__Exercise details__
Arrange the items below as a numbered list, from the line containing "Decompose this screenshot" to the line containing "empty-box-illustration <box>159 397", both included. Omit any blank lines.

╭─ Data provided

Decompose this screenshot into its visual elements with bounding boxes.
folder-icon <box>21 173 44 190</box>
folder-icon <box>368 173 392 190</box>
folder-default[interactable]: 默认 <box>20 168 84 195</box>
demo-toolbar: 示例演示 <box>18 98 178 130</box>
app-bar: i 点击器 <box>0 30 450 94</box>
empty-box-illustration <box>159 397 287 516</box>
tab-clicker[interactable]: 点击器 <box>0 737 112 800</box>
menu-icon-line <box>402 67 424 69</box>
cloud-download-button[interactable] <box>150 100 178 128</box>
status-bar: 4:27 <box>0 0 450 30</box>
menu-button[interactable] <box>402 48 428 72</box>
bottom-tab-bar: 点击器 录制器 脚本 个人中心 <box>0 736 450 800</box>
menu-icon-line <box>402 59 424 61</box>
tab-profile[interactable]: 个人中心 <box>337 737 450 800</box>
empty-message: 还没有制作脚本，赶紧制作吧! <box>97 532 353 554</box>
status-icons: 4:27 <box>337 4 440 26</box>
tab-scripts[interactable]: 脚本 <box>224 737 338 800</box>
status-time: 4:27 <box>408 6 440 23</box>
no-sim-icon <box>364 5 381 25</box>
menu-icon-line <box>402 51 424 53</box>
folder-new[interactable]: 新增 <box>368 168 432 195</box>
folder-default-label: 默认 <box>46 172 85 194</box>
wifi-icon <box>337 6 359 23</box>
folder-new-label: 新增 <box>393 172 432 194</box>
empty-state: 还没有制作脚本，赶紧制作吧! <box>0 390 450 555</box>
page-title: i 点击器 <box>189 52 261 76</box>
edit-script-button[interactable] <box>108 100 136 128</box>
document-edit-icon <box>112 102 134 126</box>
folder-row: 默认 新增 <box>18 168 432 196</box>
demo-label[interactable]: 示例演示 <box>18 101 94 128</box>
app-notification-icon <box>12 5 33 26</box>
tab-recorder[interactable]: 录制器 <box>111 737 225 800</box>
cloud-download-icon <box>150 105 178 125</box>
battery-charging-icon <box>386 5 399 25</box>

╰─
╭─ Data provided

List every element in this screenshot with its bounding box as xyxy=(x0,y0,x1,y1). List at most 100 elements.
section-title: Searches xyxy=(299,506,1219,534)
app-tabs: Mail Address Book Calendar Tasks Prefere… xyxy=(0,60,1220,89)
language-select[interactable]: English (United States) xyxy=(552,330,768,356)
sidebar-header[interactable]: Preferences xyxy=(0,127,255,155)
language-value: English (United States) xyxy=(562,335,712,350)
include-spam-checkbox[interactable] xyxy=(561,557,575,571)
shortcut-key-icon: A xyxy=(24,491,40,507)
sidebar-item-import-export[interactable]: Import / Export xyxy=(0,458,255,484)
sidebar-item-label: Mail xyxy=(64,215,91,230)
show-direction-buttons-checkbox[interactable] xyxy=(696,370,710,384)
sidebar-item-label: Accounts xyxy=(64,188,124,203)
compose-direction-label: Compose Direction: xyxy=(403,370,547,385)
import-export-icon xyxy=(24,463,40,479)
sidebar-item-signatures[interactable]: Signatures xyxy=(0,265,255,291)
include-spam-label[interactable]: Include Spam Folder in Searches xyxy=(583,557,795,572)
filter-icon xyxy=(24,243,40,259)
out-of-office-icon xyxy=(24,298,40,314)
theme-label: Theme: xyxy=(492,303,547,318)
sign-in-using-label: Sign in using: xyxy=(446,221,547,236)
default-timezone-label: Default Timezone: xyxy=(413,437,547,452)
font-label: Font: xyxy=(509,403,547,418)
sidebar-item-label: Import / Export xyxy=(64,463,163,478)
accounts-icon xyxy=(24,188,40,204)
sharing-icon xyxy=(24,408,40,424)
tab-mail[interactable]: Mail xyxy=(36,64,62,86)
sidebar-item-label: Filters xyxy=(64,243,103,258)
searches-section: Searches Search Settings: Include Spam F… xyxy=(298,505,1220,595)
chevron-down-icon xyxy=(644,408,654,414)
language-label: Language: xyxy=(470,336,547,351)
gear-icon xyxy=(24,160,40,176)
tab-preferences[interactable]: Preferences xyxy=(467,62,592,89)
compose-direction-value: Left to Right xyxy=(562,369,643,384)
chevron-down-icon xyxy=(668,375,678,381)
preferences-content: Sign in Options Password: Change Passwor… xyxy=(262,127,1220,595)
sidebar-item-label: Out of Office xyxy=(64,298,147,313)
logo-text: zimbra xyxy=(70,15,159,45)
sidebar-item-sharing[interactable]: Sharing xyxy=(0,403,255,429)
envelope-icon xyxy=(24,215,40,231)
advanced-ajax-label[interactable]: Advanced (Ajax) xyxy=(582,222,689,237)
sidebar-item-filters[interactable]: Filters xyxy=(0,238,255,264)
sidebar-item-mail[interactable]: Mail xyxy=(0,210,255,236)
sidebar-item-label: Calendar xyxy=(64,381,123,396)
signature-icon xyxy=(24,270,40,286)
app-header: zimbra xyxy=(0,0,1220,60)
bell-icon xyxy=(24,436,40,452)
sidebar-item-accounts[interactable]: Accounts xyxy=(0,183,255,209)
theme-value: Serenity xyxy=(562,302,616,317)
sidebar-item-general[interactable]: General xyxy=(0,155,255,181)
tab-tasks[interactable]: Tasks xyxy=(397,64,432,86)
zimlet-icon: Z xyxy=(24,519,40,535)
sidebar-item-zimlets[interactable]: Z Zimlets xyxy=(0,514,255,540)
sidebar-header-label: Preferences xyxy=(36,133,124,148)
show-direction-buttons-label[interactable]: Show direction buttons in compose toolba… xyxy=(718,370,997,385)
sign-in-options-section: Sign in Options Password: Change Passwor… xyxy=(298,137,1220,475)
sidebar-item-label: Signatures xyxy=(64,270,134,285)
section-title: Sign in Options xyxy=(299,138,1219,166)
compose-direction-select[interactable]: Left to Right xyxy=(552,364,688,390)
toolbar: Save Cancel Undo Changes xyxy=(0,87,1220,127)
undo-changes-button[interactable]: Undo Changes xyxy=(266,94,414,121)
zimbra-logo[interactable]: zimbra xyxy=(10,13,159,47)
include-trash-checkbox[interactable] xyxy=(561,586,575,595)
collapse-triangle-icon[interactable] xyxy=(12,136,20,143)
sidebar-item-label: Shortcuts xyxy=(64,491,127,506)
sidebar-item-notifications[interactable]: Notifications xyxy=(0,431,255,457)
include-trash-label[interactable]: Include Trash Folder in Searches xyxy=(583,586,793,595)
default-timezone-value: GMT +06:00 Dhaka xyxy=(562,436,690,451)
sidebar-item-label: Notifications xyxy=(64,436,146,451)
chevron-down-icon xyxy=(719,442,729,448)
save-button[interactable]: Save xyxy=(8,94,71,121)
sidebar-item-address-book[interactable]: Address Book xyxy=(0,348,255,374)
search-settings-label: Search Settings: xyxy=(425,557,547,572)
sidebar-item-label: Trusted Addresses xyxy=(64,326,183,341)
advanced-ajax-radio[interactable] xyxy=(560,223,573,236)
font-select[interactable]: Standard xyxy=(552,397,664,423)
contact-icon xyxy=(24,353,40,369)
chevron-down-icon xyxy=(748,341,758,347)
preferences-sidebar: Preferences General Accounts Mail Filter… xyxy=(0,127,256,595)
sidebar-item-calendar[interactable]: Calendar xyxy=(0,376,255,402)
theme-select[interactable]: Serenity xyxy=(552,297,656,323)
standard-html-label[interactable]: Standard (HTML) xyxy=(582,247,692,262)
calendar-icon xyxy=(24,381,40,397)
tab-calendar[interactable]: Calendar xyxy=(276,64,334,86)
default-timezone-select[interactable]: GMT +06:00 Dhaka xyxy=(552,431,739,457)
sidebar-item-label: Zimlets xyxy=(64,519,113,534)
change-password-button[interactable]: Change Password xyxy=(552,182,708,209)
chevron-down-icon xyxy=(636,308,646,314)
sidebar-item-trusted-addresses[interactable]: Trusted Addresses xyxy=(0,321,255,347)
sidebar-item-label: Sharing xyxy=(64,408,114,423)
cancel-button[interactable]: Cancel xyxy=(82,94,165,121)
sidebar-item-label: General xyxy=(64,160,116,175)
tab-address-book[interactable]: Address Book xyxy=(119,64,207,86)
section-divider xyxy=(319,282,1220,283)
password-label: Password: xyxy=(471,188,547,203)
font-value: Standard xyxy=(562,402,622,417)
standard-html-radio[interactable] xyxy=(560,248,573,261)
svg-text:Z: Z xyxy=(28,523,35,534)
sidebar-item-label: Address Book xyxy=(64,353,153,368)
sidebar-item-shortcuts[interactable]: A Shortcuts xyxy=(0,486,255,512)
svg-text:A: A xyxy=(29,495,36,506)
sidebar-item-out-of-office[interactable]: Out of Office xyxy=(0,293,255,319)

╰─

__Right answer__
1. Decompose this screenshot into its visual elements with bounding boxes.
2. folder-icon <box>21 173 44 190</box>
3. folder-icon <box>368 173 392 190</box>
4. folder-default[interactable]: 默认 <box>20 168 84 195</box>
5. demo-toolbar: 示例演示 <box>18 98 178 130</box>
6. app-bar: i 点击器 <box>0 30 450 94</box>
7. empty-box-illustration <box>159 397 287 516</box>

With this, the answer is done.